═══ SELECTED EXCERPT
German Ifo business climate index retreats only modestly in July following Brexit decision

Published: 25 July 2016

Germany’s business climate has suffered by less than feared from the Brexit decision.



IHS Markit perspective

Implications

Mixed evidence across industrial and trade sectors and encouraging service-sector improvements suggests that the Brexit event will not damage German economic growth momentum as much as had been feared. Robust domestic demand acts as a shield, but even manufacturing exports appear relatively resilient.

Outlook

In its July forecast round, IHS Markit has reduced its predictions for German GDP growth from 1.9% to 1.6% for 2016 and from 2.0% to 1.4% for 2017. The latest Ifo and PMI releases suggest this downward revision was somewhat overdone.

In July, the headline Ifo business climate index reflecting conditions in industry, construction, and wholesale and retail trade retreated from 108.7 to 108.3. This reflects a considered reaction to the UK referendum decision of 23 June to leave the EU and the decline is much milder than had been feared. The level of 108.3 compares with a long-term average of 101.7 and remains close to the interim peak of 109.0 seen in November 2015. Historic extremes are a low of 83.5 in March 2009 in the wake of the Lehman collapse and an all-time peak of 114.3 in November/December 2010. Most of the recent rebound of the Ifo index observed since March thus remains intact, suggesting that near-term German economic growth momentum will not be hurt unduly by Brexit. The Ifo evidence is consistent with a similarly limited decline of the manufacturing PMI leading indicator in July. Indeed, services PMI had even improved this month, and only the ZEW indicator with its traditional sensitivity to financial market developments revealed a major decline. The Ifo institute comment on the latest data by saying that the German economy is "demonstrating resilience".
══════
# INSTRUCTIONS FOR THE TASK:
Output a passage from the text on the German Ifo business climate index word for word, beginning at the words "Mixed evidence across" and stopping after the words "appear relatively resilient.". Use only the text for this.
═══ GIVEN INFORMATION
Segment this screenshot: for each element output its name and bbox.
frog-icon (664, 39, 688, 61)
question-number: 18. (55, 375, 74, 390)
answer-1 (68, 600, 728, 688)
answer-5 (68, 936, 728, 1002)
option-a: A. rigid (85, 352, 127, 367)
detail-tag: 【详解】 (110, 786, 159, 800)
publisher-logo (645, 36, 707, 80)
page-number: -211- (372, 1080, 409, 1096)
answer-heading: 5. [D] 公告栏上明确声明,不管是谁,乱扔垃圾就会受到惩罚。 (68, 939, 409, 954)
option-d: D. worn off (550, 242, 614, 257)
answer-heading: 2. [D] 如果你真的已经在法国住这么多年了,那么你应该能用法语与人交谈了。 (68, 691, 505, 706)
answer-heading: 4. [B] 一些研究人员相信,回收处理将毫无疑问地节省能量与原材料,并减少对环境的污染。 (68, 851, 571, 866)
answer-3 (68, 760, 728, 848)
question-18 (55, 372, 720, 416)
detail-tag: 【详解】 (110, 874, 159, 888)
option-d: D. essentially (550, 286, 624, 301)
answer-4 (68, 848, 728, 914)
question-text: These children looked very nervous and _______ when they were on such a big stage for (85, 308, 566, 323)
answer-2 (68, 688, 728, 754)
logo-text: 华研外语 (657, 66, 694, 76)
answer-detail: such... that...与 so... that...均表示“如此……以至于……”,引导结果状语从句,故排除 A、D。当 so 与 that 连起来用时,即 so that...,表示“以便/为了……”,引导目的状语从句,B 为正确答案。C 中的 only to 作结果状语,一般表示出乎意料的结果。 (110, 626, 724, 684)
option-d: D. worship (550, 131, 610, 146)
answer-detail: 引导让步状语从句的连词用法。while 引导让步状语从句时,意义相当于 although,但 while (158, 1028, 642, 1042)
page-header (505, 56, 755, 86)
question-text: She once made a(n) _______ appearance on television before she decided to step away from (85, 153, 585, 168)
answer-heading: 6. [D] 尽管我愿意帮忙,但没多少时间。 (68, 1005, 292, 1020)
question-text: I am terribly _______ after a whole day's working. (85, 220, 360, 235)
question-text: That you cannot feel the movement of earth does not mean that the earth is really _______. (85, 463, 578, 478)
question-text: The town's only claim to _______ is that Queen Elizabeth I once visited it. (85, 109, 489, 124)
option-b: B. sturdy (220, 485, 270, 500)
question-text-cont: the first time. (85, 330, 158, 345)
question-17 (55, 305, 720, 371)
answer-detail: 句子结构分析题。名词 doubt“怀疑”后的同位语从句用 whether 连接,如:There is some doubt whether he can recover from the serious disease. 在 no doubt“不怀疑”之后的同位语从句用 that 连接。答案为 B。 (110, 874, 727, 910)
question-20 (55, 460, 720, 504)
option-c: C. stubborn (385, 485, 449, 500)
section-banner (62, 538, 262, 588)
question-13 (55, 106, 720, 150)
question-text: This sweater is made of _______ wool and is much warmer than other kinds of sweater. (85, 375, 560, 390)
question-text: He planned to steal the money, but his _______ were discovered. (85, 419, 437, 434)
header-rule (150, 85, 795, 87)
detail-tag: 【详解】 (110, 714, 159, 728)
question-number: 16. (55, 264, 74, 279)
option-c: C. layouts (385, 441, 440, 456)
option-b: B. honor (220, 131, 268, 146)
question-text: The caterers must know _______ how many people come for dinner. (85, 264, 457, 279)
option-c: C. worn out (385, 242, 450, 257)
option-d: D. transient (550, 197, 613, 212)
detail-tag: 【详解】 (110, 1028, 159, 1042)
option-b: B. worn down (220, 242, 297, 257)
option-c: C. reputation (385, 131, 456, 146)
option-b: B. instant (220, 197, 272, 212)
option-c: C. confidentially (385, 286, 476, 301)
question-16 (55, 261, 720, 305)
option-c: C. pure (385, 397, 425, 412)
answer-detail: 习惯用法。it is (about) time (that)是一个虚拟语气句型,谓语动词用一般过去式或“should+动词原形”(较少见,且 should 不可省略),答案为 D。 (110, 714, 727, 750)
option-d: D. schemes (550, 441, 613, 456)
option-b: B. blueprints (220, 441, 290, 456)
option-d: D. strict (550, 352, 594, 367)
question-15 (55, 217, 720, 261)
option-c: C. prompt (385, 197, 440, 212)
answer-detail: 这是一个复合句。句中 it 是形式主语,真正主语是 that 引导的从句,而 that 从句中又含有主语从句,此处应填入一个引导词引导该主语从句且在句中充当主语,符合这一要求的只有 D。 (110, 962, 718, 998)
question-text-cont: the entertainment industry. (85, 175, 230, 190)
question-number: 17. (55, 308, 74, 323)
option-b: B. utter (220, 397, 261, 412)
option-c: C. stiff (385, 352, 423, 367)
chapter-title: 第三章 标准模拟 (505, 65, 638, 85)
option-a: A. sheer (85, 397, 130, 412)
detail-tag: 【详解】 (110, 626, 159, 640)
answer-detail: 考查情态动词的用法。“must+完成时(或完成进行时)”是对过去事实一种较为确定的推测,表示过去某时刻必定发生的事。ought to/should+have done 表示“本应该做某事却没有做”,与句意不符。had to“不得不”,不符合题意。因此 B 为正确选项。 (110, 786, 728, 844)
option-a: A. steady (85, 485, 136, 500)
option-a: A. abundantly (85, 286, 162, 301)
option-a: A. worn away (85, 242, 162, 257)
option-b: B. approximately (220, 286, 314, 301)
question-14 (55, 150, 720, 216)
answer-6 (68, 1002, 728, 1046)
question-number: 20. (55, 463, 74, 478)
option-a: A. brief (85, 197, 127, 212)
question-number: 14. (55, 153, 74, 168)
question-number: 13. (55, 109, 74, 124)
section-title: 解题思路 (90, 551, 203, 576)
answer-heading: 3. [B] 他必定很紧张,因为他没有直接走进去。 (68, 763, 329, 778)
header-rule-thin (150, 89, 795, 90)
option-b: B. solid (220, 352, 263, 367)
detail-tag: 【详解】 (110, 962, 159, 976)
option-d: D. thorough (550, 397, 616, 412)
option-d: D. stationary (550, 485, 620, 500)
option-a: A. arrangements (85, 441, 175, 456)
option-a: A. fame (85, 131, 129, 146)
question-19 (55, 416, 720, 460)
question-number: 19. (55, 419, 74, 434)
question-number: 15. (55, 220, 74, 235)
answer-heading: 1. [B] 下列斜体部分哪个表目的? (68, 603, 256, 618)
══════
# TASK SOLUTION:
Mixed evidence across industrial and trade sectors and encouraging service-sector improvements suggests that the Brexit event will not damage German economic growth momentum as much as had been feared. Robust domestic demand acts as a shield, but even manufacturing exports appear relatively resilient.